#### INFORMATION SUPPLIED:

_____

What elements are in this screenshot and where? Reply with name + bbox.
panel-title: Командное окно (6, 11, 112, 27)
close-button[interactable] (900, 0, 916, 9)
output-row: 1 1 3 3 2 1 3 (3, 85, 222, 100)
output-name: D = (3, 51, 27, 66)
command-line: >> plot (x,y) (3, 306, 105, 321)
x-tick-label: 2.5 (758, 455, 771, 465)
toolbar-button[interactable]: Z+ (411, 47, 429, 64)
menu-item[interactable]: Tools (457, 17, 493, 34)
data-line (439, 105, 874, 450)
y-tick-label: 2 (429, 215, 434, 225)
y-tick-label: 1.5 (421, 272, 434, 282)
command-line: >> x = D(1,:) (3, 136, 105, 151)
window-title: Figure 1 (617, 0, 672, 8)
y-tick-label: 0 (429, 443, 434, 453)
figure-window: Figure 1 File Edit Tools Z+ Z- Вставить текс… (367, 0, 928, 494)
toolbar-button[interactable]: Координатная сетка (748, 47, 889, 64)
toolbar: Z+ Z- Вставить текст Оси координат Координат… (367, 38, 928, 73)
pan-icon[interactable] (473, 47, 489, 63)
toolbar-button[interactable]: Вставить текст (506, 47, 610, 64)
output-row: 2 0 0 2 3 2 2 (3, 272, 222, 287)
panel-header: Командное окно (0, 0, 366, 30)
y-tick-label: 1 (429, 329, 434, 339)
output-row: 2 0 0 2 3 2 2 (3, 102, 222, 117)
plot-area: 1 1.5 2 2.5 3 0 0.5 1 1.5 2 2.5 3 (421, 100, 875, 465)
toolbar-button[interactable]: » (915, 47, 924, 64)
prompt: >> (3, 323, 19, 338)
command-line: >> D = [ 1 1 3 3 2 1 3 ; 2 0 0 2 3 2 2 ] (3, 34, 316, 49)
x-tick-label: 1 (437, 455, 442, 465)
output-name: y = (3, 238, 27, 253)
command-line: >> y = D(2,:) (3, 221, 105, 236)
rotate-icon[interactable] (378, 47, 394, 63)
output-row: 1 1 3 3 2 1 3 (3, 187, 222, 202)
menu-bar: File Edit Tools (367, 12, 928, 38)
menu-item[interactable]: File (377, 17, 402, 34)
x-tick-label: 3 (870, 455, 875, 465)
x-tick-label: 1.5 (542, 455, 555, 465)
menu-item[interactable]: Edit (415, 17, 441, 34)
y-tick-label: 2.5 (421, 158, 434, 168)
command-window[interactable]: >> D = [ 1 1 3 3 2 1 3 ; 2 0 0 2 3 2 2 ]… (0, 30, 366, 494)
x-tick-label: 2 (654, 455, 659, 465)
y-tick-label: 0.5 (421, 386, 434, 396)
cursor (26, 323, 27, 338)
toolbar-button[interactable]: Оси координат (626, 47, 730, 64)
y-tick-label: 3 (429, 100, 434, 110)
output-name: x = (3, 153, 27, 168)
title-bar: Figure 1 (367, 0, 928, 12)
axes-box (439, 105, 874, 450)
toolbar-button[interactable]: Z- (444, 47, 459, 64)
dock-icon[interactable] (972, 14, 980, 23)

_____

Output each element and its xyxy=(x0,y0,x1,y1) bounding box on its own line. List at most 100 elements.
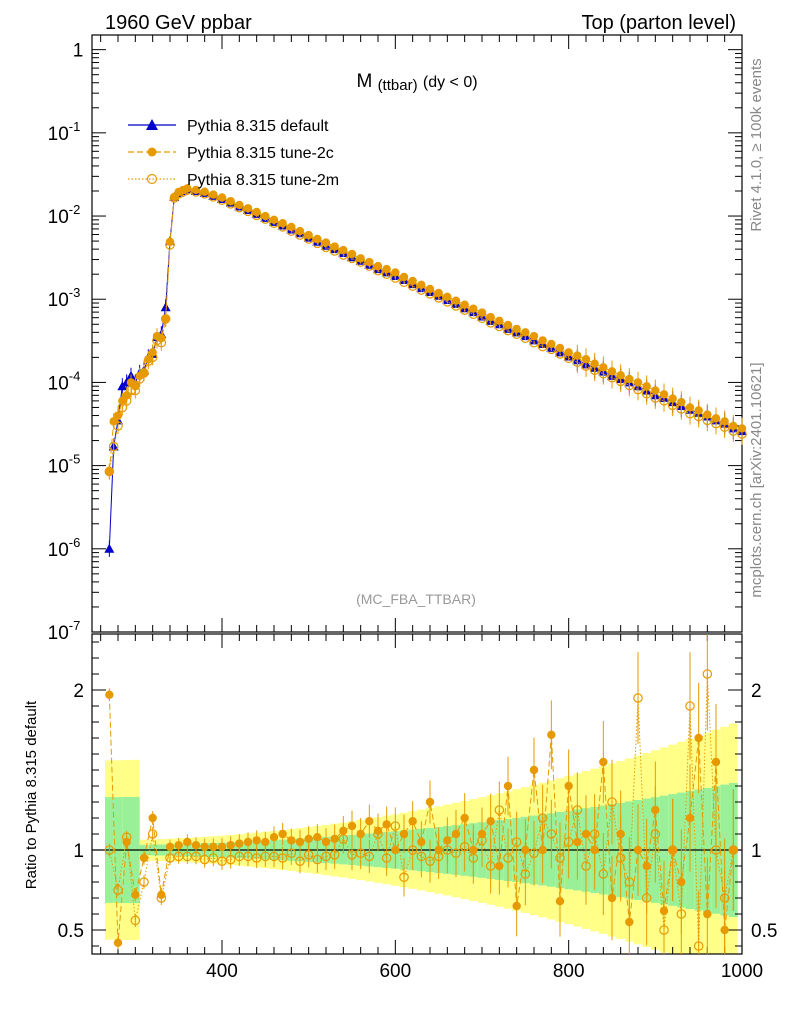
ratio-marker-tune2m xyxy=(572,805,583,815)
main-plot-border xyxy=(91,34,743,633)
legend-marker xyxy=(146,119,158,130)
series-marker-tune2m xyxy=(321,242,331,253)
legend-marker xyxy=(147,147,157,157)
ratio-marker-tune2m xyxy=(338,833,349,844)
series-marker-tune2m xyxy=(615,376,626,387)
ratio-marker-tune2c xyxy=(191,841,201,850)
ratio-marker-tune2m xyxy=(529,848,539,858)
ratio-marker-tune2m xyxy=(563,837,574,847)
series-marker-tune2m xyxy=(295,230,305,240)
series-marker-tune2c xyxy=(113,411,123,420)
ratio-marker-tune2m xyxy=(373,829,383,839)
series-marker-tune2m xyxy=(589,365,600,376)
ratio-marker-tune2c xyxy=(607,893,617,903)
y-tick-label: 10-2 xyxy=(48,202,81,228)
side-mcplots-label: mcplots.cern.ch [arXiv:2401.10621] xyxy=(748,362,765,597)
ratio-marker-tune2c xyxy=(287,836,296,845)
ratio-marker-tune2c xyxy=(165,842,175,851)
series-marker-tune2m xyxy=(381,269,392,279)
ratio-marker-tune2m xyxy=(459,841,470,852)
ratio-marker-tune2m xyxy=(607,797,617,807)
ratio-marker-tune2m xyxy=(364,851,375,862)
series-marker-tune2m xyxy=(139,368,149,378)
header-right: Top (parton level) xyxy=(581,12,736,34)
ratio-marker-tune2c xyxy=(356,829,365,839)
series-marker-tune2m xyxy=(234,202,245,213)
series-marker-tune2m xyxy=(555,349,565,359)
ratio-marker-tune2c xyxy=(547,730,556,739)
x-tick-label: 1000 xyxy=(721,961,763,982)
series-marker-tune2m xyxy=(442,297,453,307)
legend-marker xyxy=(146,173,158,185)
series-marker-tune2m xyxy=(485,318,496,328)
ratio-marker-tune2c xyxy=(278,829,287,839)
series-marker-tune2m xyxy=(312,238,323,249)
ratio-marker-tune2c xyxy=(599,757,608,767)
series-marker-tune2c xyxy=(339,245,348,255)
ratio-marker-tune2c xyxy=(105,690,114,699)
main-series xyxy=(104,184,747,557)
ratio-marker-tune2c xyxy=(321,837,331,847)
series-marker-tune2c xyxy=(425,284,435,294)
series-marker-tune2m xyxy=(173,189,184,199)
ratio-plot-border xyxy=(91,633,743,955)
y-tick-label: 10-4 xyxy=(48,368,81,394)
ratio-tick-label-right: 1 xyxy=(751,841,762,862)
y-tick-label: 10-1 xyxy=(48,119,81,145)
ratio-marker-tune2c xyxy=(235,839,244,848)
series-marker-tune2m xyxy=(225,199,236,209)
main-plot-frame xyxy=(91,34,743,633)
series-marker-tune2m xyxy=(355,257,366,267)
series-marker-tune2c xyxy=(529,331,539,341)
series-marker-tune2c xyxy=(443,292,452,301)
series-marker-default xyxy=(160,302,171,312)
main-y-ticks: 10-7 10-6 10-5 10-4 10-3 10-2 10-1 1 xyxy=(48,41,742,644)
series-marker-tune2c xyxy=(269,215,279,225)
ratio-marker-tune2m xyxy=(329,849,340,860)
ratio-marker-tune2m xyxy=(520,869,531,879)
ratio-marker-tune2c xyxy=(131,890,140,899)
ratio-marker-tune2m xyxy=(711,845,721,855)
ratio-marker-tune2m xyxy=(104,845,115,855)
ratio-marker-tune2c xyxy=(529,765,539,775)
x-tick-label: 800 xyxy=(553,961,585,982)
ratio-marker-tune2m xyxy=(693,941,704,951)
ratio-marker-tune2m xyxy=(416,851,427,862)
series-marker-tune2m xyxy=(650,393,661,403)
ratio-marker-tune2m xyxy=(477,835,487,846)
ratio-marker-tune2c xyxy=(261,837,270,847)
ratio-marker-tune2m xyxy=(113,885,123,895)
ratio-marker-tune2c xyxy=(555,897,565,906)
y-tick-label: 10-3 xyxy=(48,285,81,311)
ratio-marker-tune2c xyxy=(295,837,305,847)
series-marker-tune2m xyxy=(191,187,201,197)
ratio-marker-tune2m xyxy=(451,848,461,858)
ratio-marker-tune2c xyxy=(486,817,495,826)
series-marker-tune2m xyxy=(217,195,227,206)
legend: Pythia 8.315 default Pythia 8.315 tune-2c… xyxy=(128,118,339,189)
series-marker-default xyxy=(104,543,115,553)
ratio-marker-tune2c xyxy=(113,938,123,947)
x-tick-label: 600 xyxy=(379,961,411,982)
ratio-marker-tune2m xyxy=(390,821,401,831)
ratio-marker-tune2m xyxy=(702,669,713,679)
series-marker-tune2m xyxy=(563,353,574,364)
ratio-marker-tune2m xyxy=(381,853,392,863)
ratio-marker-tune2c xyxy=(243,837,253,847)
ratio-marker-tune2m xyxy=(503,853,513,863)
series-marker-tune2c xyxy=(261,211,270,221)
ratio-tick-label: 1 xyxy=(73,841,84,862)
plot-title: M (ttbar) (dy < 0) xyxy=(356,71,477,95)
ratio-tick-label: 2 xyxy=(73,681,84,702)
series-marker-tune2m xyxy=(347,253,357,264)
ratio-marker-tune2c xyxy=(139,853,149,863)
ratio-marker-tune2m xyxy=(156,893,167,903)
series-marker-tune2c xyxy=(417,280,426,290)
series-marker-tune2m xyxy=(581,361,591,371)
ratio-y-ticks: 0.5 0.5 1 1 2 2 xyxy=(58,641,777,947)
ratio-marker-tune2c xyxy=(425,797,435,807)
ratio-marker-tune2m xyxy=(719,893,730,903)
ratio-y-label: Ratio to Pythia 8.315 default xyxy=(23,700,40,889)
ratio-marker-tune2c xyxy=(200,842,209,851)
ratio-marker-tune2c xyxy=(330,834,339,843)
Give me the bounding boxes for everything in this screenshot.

_____

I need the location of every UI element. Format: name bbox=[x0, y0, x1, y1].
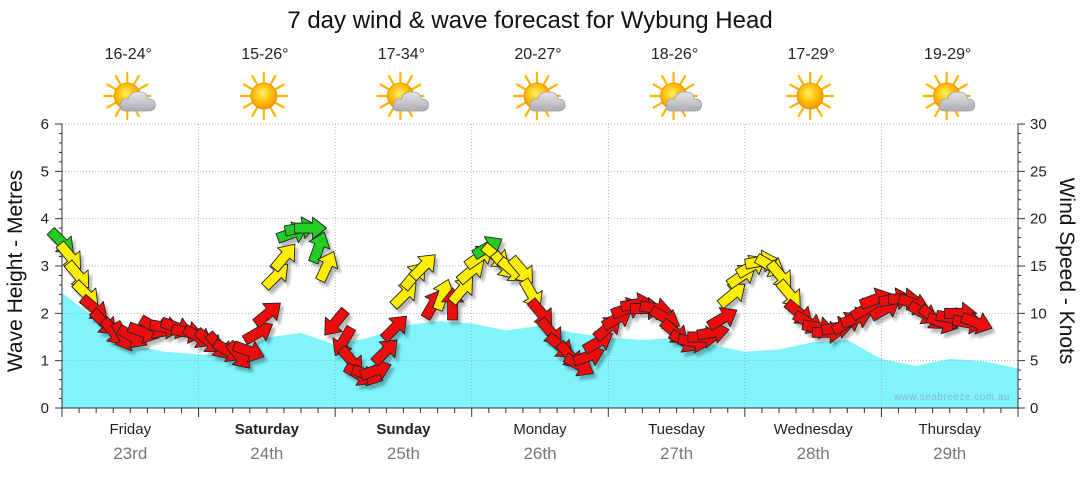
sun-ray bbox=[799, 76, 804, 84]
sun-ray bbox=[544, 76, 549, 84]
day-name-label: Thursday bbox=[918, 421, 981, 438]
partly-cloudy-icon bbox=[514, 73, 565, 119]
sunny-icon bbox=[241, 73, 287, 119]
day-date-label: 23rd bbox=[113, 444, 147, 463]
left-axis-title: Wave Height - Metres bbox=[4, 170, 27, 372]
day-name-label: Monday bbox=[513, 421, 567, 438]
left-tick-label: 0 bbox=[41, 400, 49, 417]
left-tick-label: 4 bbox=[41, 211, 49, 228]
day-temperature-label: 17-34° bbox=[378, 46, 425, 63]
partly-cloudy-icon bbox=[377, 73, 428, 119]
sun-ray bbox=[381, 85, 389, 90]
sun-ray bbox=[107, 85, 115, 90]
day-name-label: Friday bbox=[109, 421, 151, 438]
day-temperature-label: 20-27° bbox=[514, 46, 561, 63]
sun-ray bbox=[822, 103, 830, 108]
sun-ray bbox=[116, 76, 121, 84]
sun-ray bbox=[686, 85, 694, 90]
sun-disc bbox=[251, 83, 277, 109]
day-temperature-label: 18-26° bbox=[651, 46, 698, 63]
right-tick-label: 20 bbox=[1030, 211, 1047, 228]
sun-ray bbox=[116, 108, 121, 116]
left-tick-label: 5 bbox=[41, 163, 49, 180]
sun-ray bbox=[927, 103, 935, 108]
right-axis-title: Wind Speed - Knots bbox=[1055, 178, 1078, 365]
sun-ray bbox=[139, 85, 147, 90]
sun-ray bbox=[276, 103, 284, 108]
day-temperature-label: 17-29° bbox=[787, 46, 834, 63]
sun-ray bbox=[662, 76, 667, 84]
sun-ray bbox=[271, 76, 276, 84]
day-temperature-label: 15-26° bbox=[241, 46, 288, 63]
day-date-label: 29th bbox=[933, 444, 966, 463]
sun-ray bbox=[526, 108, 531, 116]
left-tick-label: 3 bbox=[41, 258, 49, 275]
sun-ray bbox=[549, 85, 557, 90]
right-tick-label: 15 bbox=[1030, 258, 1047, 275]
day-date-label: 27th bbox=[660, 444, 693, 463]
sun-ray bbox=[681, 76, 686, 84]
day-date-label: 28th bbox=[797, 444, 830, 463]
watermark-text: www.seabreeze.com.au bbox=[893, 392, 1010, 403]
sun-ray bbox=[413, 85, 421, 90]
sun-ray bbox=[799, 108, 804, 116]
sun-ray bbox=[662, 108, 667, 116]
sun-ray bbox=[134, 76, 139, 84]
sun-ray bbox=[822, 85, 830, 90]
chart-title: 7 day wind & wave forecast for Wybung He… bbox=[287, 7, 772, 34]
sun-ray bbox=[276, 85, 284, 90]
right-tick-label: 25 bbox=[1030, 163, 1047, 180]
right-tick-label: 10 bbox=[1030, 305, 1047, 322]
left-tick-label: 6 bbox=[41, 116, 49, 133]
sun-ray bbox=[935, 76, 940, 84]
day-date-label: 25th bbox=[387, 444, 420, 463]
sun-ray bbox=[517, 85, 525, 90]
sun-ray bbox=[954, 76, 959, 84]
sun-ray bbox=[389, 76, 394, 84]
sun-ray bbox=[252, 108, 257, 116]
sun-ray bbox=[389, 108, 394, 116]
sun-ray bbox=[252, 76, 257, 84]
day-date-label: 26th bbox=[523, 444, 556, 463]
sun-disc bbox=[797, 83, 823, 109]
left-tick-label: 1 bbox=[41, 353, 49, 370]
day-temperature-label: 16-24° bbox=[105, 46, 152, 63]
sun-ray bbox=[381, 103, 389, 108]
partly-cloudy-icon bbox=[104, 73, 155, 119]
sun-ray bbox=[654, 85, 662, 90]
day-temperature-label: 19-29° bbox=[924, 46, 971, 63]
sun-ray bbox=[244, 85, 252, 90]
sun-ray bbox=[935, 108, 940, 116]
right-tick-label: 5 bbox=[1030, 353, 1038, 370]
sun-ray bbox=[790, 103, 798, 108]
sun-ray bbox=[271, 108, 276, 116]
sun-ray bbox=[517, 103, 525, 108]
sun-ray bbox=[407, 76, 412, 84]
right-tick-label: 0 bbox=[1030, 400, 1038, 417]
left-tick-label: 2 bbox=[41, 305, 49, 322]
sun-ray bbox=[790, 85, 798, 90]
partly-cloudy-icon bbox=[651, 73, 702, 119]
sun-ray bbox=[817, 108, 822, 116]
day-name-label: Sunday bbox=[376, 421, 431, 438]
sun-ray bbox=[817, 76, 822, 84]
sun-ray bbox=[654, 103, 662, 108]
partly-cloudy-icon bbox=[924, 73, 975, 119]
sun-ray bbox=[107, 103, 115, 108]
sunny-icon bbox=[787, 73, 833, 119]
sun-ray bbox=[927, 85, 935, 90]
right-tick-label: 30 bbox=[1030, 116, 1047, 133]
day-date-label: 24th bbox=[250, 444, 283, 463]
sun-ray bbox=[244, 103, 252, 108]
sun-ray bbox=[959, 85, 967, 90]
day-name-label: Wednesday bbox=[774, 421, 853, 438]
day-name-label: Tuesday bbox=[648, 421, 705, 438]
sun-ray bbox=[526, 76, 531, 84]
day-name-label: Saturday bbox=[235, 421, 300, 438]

_____

#### WHAT YOU NEED TO DO:
In how many lines of the records does the string "this" appear, with case counting? Reply with the number alone.

#### EXERCISE ANSWER:
2